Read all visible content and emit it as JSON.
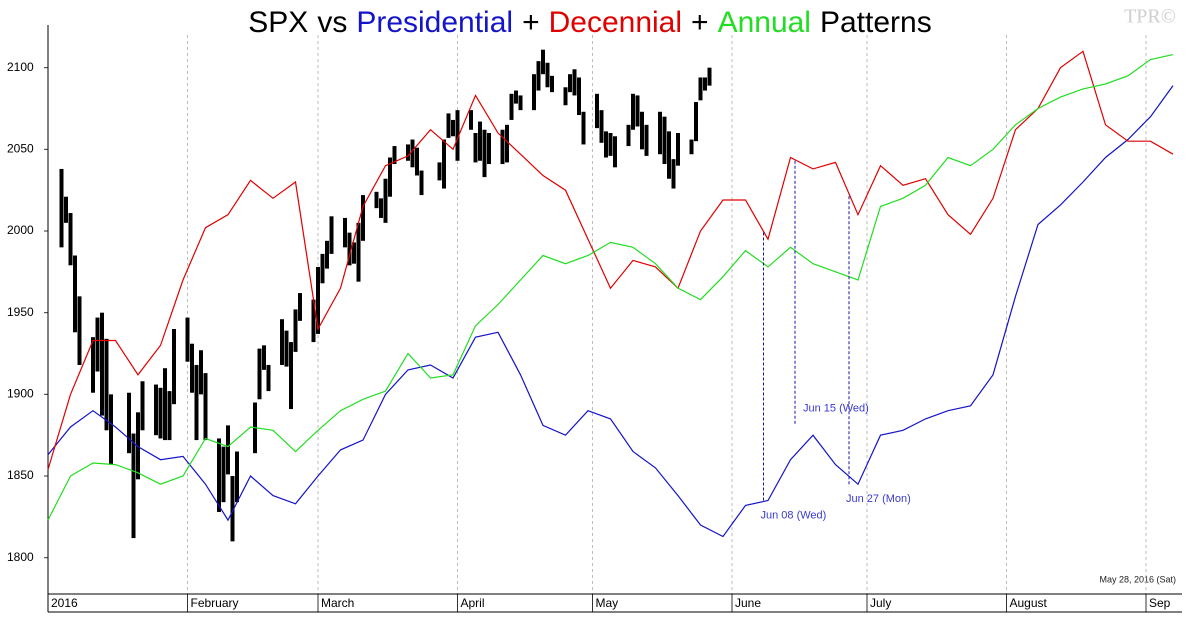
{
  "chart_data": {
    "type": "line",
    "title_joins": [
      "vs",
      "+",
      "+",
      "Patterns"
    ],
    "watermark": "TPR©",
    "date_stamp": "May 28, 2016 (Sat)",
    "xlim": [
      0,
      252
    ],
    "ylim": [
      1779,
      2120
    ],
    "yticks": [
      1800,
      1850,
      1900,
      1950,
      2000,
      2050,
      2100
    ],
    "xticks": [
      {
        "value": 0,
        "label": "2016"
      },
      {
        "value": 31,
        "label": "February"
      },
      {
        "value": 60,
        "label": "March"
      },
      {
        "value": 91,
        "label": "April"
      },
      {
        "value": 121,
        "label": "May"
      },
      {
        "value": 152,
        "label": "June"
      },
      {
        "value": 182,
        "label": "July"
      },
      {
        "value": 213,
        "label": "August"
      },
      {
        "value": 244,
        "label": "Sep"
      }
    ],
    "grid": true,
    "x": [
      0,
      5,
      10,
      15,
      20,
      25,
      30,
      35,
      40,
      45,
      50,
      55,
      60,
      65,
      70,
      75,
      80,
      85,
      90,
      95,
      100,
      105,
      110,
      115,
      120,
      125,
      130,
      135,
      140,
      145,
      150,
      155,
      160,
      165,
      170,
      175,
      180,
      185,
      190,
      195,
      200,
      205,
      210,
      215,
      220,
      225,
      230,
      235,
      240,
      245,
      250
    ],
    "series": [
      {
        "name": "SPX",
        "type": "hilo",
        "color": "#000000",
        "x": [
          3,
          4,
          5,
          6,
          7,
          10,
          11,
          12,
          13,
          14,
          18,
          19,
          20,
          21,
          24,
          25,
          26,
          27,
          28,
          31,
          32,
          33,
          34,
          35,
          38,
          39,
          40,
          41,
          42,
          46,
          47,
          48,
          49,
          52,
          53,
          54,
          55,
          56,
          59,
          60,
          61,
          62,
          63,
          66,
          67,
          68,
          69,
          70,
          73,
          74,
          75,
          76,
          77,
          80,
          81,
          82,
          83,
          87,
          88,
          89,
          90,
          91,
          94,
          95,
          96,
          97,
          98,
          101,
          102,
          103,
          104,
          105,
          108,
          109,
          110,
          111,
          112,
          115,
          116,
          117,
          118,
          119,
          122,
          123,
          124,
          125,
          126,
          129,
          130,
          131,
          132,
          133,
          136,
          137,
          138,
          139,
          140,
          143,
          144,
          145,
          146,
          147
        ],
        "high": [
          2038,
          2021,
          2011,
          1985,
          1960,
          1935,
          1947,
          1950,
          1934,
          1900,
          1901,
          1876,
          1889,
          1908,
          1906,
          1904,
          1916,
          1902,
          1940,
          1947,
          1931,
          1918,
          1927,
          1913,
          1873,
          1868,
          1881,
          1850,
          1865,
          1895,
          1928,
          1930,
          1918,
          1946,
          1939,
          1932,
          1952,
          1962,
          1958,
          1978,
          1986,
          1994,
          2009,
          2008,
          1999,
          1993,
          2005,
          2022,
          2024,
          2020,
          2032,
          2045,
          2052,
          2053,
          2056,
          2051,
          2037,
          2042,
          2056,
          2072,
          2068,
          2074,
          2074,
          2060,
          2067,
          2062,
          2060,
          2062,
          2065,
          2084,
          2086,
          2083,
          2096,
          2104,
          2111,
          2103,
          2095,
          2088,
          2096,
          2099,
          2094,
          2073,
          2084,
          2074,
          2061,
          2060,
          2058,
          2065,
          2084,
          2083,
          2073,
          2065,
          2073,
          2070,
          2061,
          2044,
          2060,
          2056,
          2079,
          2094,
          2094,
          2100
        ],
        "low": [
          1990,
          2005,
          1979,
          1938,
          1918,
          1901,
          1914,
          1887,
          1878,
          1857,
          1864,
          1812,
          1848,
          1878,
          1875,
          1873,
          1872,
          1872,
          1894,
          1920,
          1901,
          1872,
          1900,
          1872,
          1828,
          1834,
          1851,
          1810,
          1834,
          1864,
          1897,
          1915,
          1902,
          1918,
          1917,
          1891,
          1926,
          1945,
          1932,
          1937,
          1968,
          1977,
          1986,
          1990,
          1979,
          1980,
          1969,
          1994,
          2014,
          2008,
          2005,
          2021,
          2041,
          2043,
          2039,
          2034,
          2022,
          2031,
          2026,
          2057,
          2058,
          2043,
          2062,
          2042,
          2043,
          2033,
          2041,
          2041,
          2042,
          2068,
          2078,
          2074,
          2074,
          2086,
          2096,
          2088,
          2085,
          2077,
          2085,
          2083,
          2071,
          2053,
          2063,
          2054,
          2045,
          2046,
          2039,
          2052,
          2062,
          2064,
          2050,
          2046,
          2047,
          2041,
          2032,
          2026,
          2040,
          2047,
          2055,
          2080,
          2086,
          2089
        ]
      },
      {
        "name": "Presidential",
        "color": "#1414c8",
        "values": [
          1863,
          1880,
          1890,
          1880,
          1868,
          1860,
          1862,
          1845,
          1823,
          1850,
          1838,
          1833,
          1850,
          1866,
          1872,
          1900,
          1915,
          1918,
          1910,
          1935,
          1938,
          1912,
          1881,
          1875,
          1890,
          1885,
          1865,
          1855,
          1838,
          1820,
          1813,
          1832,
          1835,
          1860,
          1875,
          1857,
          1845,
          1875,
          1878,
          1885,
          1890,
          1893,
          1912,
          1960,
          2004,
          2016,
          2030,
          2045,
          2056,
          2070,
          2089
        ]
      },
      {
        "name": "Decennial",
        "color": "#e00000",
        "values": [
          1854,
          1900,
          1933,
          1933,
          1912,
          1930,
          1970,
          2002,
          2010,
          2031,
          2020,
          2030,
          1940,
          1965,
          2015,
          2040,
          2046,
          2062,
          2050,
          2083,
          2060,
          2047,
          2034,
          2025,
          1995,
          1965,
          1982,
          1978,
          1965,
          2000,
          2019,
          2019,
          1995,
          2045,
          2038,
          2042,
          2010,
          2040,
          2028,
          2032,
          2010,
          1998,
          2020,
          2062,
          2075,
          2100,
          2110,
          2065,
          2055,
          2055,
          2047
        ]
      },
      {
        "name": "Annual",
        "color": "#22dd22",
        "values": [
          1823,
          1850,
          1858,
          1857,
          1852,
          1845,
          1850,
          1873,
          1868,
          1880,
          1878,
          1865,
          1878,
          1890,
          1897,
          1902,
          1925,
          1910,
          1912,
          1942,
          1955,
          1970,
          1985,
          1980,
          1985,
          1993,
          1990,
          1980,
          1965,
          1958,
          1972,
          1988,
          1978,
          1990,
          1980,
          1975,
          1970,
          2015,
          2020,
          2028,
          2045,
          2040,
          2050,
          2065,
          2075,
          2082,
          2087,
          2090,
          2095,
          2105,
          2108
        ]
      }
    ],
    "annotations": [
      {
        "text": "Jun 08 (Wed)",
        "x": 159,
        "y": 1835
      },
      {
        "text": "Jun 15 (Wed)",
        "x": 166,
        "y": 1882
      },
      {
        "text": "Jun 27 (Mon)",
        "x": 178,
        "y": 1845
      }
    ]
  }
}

▶ Instructions to follow:
Quote every entry exactly, with the pictures omitted.

▶ Exercise solution:
Read all visible content and emit it as JSON.
{
  "chart_data": {
    "type": "line",
    "title_joins": [
      "vs",
      "+",
      "+",
      "Patterns"
    ],
    "watermark": "TPR©",
    "date_stamp": "May 28, 2016 (Sat)",
    "xlim": [
      0,
      252
    ],
    "ylim": [
      1779,
      2120
    ],
    "yticks": [
      1800,
      1850,
      1900,
      1950,
      2000,
      2050,
      2100
    ],
    "xticks": [
      {
        "value": 0,
        "label": "2016"
      },
      {
        "value": 31,
        "label": "February"
      },
      {
        "value": 60,
        "label": "March"
      },
      {
        "value": 91,
        "label": "April"
      },
      {
        "value": 121,
        "label": "May"
      },
      {
        "value": 152,
        "label": "June"
      },
      {
        "value": 182,
        "label": "July"
      },
      {
        "value": 213,
        "label": "August"
      },
      {
        "value": 244,
        "label": "Sep"
      }
    ],
    "grid": true,
    "x": [
      0,
      5,
      10,
      15,
      20,
      25,
      30,
      35,
      40,
      45,
      50,
      55,
      60,
      65,
      70,
      75,
      80,
      85,
      90,
      95,
      100,
      105,
      110,
      115,
      120,
      125,
      130,
      135,
      140,
      145,
      150,
      155,
      160,
      165,
      170,
      175,
      180,
      185,
      190,
      195,
      200,
      205,
      210,
      215,
      220,
      225,
      230,
      235,
      240,
      245,
      250
    ],
    "series": [
      {
        "name": "SPX",
        "type": "hilo",
        "color": "#000000",
        "x": [
          3,
          4,
          5,
          6,
          7,
          10,
          11,
          12,
          13,
          14,
          18,
          19,
          20,
          21,
          24,
          25,
          26,
          27,
          28,
          31,
          32,
          33,
          34,
          35,
          38,
          39,
          40,
          41,
          42,
          46,
          47,
          48,
          49,
          52,
          53,
          54,
          55,
          56,
          59,
          60,
          61,
          62,
          63,
          66,
          67,
          68,
          69,
          70,
          73,
          74,
          75,
          76,
          77,
          80,
          81,
          82,
          83,
          87,
          88,
          89,
          90,
          91,
          94,
          95,
          96,
          97,
          98,
          101,
          102,
          103,
          104,
          105,
          108,
          109,
          110,
          111,
          112,
          115,
          116,
          117,
          118,
          119,
          122,
          123,
          124,
          125,
          126,
          129,
          130,
          131,
          132,
          133,
          136,
          137,
          138,
          139,
          140,
          143,
          144,
          145,
          146,
          147
        ],
        "high": [
          2038,
          2021,
          2011,
          1985,
          1960,
          1935,
          1947,
          1950,
          1934,
          1900,
          1901,
          1876,
          1889,
          1908,
          1906,
          1904,
          1916,
          1902,
          1940,
          1947,
          1931,
          1918,
          1927,
          1913,
          1873,
          1868,
          1881,
          1850,
          1865,
          1895,
          1928,
          1930,
          1918,
          1946,
          1939,
          1932,
          1952,
          1962,
          1958,
          1978,
          1986,
          1994,
          2009,
          2008,
          1999,
          1993,
          2005,
          2022,
          2024,
          2020,
          2032,
          2045,
          2052,
          2053,
          2056,
          2051,
          2037,
          2042,
          2056,
          2072,
          2068,
          2074,
          2074,
          2060,
          2067,
          2062,
          2060,
          2062,
          2065,
          2084,
          2086,
          2083,
          2096,
          2104,
          2111,
          2103,
          2095,
          2088,
          2096,
          2099,
          2094,
          2073,
          2084,
          2074,
          2061,
          2060,
          2058,
          2065,
          2084,
          2083,
          2073,
          2065,
          2073,
          2070,
          2061,
          2044,
          2060,
          2056,
          2079,
          2094,
          2094,
          2100
        ],
        "low": [
          1990,
          2005,
          1979,
          1938,
          1918,
          1901,
          1914,
          1887,
          1878,
          1857,
          1864,
          1812,
          1848,
          1878,
          1875,
          1873,
          1872,
          1872,
          1894,
          1920,
          1901,
          1872,
          1900,
          1872,
          1828,
          1834,
          1851,
          1810,
          1834,
          1864,
          1897,
          1915,
          1902,
          1918,
          1917,
          1891,
          1926,
          1945,
          1932,
          1937,
          1968,
          1977,
          1986,
          1990,
          1979,
          1980,
          1969,
          1994,
          2014,
          2008,
          2005,
          2021,
          2041,
          2043,
          2039,
          2034,
          2022,
          2031,
          2026,
          2057,
          2058,
          2043,
          2062,
          2042,
          2043,
          2033,
          2041,
          2041,
          2042,
          2068,
          2078,
          2074,
          2074,
          2086,
          2096,
          2088,
          2085,
          2077,
          2085,
          2083,
          2071,
          2053,
          2063,
          2054,
          2045,
          2046,
          2039,
          2052,
          2062,
          2064,
          2050,
          2046,
          2047,
          2041,
          2032,
          2026,
          2040,
          2047,
          2055,
          2080,
          2086,
          2089
        ]
      },
      {
        "name": "Presidential",
        "color": "#1414c8",
        "values": [
          1863,
          1880,
          1890,
          1880,
          1868,
          1860,
          1862,
          1845,
          1823,
          1850,
          1838,
          1833,
          1850,
          1866,
          1872,
          1900,
          1915,
          1918,
          1910,
          1935,
          1938,
          1912,
          1881,
          1875,
          1890,
          1885,
          1865,
          1855,
          1838,
          1820,
          1813,
          1832,
          1835,
          1860,
          1875,
          1857,
          1845,
          1875,
          1878,
          1885,
          1890,
          1893,
          1912,
          1960,
          2004,
          2016,
          2030,
          2045,
          2056,
          2070,
          2089
        ]
      },
      {
        "name": "Decennial",
        "color": "#e00000",
        "values": [
          1854,
          1900,
          1933,
          1933,
          1912,
          1930,
          1970,
          2002,
          2010,
          2031,
          2020,
          2030,
          1940,
          1965,
          2015,
          2040,
          2046,
          2062,
          2050,
          2083,
          2060,
          2047,
          2034,
          2025,
          1995,
          1965,
          1982,
          1978,
          1965,
          2000,
          2019,
          2019,
          1995,
          2045,
          2038,
          2042,
          2010,
          2040,
          2028,
          2032,
          2010,
          1998,
          2020,
          2062,
          2075,
          2100,
          2110,
          2065,
          2055,
          2055,
          2047
        ]
      },
      {
        "name": "Annual",
        "color": "#22dd22",
        "values": [
          1823,
          1850,
          1858,
          1857,
          1852,
          1845,
          1850,
          1873,
          1868,
          1880,
          1878,
          1865,
          1878,
          1890,
          1897,
          1902,
          1925,
          1910,
          1912,
          1942,
          1955,
          1970,
          1985,
          1980,
          1985,
          1993,
          1990,
          1980,
          1965,
          1958,
          1972,
          1988,
          1978,
          1990,
          1980,
          1975,
          1970,
          2015,
          2020,
          2028,
          2045,
          2040,
          2050,
          2065,
          2075,
          2082,
          2087,
          2090,
          2095,
          2105,
          2108
        ]
      }
    ],
    "annotations": [
      {
        "text": "Jun 08 (Wed)",
        "x": 159,
        "y": 1835
      },
      {
        "text": "Jun 15 (Wed)",
        "x": 166,
        "y": 1882
      },
      {
        "text": "Jun 27 (Mon)",
        "x": 178,
        "y": 1845
      }
    ]
  }
}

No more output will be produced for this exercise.